Stored data
** Begin **

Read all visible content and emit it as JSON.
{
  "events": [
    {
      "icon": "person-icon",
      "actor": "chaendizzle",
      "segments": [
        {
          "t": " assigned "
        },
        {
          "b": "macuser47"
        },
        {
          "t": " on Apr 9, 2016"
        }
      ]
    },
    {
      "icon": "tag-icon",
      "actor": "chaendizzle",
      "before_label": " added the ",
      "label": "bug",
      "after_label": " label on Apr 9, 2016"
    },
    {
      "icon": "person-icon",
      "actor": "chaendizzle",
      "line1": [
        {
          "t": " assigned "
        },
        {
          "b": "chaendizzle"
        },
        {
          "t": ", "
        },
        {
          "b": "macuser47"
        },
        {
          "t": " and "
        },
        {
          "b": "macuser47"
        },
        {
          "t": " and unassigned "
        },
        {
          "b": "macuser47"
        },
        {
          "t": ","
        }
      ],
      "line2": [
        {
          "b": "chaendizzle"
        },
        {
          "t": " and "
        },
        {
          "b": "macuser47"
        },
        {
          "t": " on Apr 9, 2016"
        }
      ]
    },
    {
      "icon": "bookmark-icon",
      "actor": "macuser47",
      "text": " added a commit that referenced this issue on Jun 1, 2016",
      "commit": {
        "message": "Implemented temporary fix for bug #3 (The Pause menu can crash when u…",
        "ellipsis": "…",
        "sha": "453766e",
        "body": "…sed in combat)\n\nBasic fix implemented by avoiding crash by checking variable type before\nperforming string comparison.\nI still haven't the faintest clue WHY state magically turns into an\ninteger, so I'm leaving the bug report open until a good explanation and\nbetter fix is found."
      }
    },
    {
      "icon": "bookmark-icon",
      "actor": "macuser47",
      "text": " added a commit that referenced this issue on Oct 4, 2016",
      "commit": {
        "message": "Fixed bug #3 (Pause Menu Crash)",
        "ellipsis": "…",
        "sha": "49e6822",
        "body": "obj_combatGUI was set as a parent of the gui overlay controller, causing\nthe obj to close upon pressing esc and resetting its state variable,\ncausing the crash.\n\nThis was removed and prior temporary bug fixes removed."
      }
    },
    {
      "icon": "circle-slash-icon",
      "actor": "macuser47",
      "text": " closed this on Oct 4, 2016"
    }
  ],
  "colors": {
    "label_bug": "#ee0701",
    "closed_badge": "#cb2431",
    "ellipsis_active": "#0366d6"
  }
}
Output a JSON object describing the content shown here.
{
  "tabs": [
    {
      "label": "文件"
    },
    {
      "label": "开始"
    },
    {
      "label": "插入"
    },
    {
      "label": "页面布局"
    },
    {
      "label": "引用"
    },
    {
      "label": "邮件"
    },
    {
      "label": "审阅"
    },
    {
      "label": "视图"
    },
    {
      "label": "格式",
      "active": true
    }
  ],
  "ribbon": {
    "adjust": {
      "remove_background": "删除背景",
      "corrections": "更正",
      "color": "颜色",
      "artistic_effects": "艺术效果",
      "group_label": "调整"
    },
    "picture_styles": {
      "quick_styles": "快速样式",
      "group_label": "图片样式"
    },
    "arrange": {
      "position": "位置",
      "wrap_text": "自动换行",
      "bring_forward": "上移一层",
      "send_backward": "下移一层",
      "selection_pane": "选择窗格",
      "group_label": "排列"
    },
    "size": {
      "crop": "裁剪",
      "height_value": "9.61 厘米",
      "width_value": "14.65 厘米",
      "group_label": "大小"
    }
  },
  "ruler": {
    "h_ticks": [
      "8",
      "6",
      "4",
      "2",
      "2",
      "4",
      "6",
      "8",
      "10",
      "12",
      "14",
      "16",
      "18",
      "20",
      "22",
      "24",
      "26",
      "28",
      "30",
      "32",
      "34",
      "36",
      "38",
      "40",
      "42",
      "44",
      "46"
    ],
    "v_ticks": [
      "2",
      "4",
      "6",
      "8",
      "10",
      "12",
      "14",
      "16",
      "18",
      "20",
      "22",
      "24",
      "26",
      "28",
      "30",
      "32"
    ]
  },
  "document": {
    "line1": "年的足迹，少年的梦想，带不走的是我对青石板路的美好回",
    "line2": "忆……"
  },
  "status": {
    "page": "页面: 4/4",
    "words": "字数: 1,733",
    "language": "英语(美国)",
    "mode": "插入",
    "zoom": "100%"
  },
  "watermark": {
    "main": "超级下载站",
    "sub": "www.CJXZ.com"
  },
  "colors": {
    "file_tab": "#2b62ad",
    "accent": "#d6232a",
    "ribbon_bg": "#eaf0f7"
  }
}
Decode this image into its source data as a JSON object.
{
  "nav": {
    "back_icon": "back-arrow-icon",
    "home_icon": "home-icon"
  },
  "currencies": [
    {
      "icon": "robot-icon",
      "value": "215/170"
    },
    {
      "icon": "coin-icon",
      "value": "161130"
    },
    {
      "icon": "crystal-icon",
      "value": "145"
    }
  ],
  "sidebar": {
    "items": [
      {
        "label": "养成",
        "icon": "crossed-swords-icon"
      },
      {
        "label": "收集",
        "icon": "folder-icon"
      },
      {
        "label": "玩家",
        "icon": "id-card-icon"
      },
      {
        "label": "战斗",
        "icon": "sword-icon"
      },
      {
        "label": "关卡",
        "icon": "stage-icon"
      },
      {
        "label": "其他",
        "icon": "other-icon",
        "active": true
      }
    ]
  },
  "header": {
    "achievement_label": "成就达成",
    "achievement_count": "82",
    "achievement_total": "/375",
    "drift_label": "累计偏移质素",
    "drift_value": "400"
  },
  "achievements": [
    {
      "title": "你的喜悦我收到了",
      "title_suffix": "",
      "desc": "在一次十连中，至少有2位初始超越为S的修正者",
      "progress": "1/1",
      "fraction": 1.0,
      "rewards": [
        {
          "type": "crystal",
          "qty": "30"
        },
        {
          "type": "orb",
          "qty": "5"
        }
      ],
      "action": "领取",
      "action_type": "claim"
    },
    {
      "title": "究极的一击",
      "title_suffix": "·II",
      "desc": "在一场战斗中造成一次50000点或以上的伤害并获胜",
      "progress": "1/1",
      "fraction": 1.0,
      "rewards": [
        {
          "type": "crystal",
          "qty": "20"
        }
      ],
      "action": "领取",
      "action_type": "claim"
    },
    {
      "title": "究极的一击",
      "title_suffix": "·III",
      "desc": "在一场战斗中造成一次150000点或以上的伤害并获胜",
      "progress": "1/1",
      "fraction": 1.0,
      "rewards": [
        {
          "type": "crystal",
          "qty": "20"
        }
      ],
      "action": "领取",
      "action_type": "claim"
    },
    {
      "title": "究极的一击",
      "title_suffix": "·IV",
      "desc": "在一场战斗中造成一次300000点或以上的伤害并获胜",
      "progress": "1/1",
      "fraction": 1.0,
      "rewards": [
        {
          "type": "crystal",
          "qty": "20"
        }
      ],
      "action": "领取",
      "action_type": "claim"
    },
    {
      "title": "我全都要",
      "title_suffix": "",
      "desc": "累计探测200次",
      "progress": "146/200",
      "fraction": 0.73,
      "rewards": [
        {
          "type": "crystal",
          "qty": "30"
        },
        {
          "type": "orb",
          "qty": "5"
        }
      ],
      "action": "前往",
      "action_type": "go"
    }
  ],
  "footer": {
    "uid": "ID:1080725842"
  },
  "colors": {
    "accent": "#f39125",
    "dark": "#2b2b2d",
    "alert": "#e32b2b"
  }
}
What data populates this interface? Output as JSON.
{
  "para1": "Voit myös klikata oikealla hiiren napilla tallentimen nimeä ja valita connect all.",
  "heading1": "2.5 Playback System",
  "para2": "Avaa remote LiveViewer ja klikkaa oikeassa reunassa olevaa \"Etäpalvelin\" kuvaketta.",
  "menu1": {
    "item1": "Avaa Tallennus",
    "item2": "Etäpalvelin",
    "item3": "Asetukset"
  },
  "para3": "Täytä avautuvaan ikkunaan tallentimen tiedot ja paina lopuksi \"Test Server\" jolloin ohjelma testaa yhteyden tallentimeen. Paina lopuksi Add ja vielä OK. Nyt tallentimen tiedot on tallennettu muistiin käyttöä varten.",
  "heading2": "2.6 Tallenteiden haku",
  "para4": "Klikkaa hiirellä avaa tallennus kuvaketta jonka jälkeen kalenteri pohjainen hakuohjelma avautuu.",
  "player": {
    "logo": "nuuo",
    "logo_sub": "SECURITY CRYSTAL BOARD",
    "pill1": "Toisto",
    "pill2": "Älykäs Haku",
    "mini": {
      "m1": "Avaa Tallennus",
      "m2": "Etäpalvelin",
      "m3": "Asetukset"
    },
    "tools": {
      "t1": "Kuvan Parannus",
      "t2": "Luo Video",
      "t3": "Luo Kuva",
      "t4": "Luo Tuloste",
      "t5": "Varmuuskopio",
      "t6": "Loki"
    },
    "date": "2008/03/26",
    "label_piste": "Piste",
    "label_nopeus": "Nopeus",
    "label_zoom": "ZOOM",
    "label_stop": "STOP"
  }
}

** End **

Task details ->
Look above for every line with the word "variable" and copy it.

Completed task ->
        "body": "…sed in combat)\n\nBasic fix implemented by avoiding crash by checking variable type before\nperforming string comparison.\nI still haven't the faintest clue WHY state magically turns into an\ninteger, so I'm leaving the bug report open until a good explanation and\nbetter fix is found."
        "body": "obj_combatGUI was set as a parent of the gui overlay controller, causing\nthe obj to close upon pressing esc and resetting its state variable,\ncausing the crash.\n\nThis was removed and prior temporary bug fixes removed."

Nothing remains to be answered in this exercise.